◆ **Listed records**:
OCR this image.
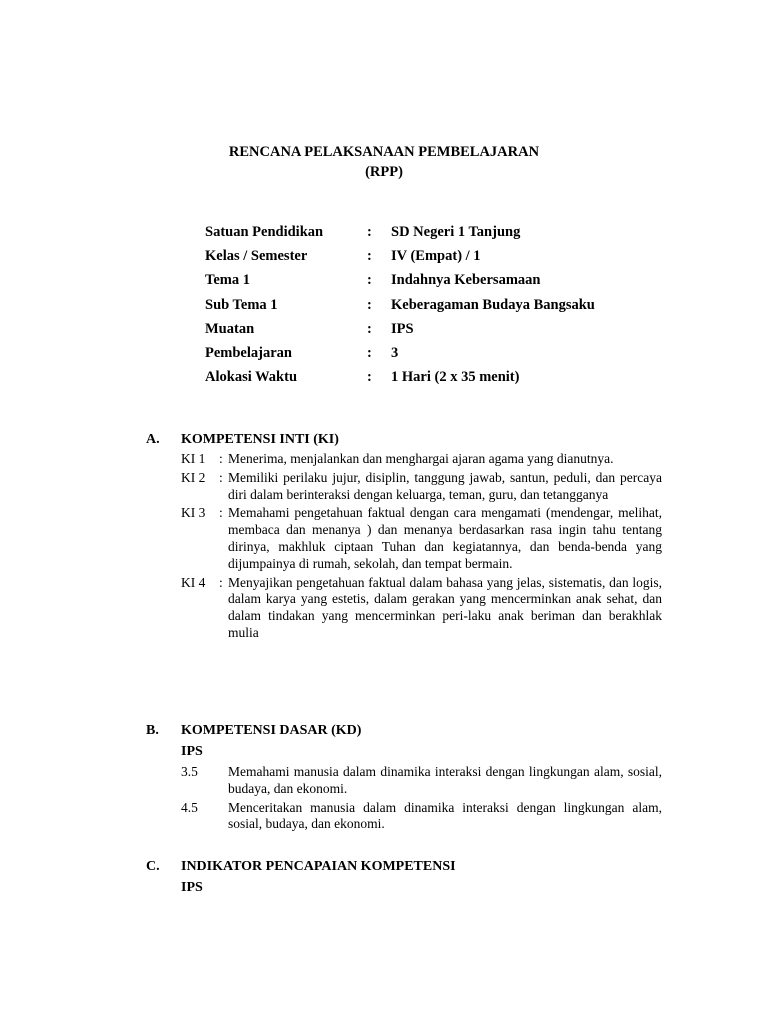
RENCANA PELAKSANAAN PEMBELAJARAN
(RPP)
Satuan Pendidikan	:	SD Negeri 1 Tanjung
Kelas / Semester	:	IV (Empat) / 1
Tema 1	:	Indahnya Kebersamaan
Sub Tema 1	:	Keberagaman Budaya Bangsaku
Muatan	:	IPS
Pembelajaran	:	3
Alokasi Waktu	:	1 Hari (2 x 35 menit)
A.	KOMPETENSI INTI (KI)
KI 1	: Menerima, menjalankan dan menghargai ajaran agama yang dianutnya.
KI 2	: Memiliki perilaku jujur, disiplin, tanggung jawab, santun, peduli, dan percaya diri dalam berinteraksi dengan keluarga, teman, guru, dan tetangganya
KI 3	: Memahami pengetahuan faktual dengan cara mengamati (mendengar, melihat, membaca dan menanya ) dan menanya berdasarkan rasa ingin tahu tentang dirinya, makhluk ciptaan Tuhan dan kegiatannya, dan benda-benda yang dijumpainya di rumah, sekolah, dan tempat bermain.
KI 4	: Menyajikan pengetahuan faktual dalam bahasa yang jelas, sistematis, dan logis, dalam karya yang estetis, dalam gerakan yang mencerminkan anak sehat, dan dalam tindakan yang mencerminkan peri-laku anak beriman dan berakhlak mulia
B.	KOMPETENSI DASAR (KD)
IPS
3.5	Memahami manusia dalam dinamika interaksi dengan lingkungan alam, sosial, budaya, dan ekonomi.
4.5	Menceritakan manusia dalam dinamika interaksi dengan lingkungan alam, sosial, budaya, dan ekonomi.
C.	INDIKATOR PENCAPAIAN KOMPETENSI
IPS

◆ **Objective**: Pull out all lines of the data with the string "KOMPETENSI".

◆ **Answer to the problem**:
A.	KOMPETENSI INTI (KI)
B.	KOMPETENSI DASAR (KD)
C.	INDIKATOR PENCAPAIAN KOMPETENSI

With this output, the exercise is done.